Dataset records
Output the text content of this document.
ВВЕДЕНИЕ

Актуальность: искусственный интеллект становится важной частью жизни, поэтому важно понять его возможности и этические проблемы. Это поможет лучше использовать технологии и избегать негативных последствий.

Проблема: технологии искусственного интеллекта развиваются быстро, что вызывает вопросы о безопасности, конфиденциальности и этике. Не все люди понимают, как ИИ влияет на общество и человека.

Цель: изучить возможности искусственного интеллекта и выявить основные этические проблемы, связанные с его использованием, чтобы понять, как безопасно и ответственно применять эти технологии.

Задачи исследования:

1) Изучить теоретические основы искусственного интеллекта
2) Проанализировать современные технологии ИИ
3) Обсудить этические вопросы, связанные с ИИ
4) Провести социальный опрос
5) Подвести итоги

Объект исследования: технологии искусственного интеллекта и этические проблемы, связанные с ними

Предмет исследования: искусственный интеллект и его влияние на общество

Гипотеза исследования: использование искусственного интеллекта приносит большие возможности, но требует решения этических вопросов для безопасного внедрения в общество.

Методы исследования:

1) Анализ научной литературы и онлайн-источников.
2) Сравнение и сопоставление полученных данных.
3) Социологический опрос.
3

* * *

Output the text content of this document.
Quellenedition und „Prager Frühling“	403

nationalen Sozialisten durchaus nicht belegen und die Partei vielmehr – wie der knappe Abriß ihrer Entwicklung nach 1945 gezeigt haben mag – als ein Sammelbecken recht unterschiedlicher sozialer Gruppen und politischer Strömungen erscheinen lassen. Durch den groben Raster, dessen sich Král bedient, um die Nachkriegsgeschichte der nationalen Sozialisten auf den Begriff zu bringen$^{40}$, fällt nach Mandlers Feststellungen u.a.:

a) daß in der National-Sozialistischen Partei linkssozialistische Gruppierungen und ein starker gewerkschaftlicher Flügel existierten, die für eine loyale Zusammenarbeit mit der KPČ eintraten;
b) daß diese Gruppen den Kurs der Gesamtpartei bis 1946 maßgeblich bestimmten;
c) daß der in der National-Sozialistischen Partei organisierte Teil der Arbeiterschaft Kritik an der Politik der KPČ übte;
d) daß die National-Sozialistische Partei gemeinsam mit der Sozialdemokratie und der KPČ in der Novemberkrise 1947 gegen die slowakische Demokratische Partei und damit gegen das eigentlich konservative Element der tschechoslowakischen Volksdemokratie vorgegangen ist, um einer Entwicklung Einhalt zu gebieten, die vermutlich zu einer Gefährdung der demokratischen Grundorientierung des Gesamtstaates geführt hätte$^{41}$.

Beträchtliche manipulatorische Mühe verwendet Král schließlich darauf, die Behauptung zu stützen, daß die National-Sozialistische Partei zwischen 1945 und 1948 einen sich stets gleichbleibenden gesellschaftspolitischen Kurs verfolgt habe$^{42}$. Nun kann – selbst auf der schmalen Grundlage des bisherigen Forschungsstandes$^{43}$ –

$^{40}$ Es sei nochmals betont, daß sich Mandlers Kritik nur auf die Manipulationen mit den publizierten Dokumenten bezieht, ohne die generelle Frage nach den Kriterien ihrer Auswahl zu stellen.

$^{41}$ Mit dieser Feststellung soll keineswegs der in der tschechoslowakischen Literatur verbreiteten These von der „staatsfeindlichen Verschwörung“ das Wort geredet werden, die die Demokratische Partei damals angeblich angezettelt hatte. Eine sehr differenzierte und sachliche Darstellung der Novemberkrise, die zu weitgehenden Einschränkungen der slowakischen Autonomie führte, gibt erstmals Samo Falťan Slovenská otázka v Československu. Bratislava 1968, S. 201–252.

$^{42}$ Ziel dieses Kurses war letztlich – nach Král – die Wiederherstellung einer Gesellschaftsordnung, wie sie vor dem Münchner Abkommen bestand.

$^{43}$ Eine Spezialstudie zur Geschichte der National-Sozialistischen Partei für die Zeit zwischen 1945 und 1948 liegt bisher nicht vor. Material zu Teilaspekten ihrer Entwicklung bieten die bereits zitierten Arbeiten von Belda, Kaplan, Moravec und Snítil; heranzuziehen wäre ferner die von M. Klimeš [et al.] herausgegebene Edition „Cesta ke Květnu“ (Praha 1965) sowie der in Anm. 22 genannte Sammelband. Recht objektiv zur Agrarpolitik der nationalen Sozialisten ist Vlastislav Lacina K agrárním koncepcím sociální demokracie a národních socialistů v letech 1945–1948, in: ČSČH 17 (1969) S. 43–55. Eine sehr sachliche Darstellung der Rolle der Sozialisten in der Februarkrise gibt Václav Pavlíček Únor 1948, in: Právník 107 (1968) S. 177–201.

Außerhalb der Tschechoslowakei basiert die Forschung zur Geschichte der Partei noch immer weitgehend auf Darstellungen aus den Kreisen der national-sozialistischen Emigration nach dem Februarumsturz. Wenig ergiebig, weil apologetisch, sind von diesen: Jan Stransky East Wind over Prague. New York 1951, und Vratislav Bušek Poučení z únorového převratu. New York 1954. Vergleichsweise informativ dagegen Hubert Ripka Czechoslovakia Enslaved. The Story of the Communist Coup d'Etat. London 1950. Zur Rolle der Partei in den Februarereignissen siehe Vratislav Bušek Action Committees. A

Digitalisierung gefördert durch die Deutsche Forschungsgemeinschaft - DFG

...

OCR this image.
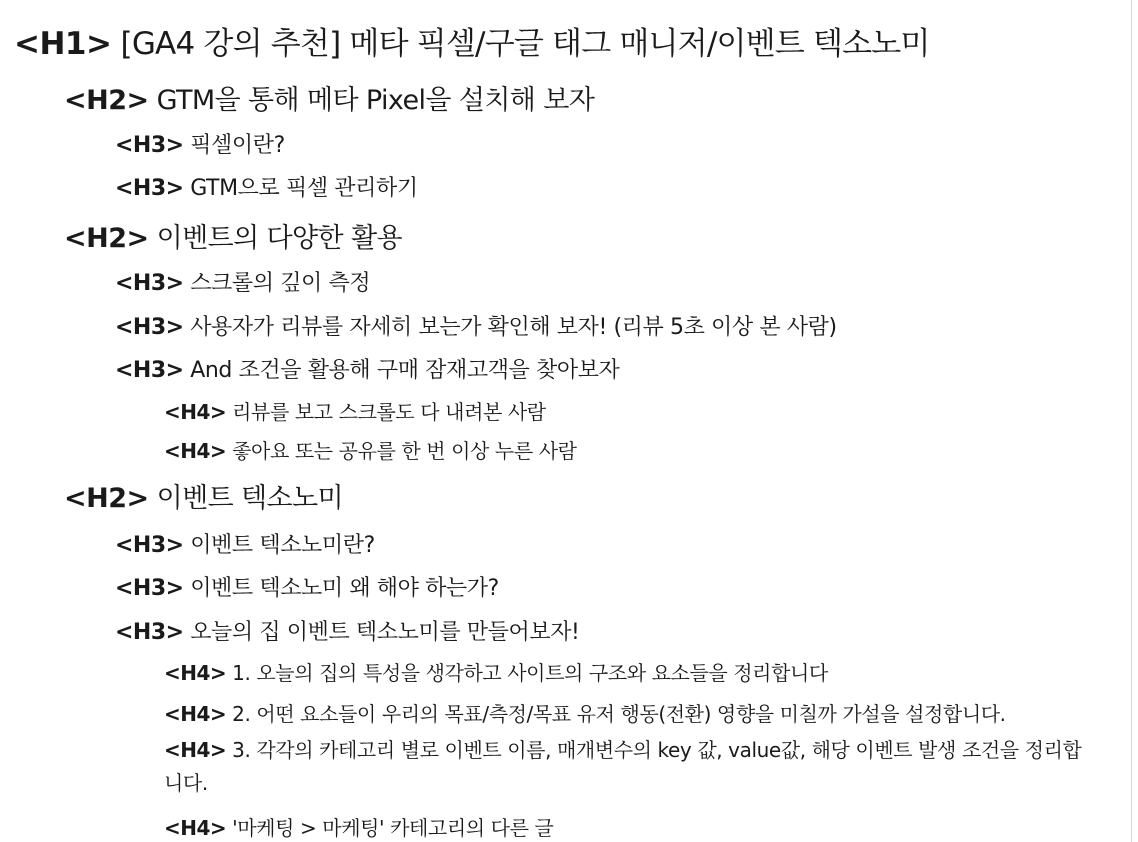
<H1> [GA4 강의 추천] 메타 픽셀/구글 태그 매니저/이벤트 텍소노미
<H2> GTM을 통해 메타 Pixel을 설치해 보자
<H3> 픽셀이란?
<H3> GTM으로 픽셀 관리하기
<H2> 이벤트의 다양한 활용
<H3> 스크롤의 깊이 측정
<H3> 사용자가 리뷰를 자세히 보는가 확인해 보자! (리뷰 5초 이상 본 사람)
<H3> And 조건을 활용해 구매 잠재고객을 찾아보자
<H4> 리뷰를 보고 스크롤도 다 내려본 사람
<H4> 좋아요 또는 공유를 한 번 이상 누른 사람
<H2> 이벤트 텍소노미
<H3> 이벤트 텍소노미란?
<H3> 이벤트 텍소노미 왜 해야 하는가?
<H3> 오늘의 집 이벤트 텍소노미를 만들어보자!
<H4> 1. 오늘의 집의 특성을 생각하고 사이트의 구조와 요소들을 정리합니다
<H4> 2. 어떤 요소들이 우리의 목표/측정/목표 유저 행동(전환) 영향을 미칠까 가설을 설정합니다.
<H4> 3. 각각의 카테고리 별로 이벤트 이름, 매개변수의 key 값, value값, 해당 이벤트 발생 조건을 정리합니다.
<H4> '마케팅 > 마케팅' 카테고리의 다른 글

* [Your goal]
Report how many lines hold the string "Mandlers", giving the number and nothing else.

* [Task output]
2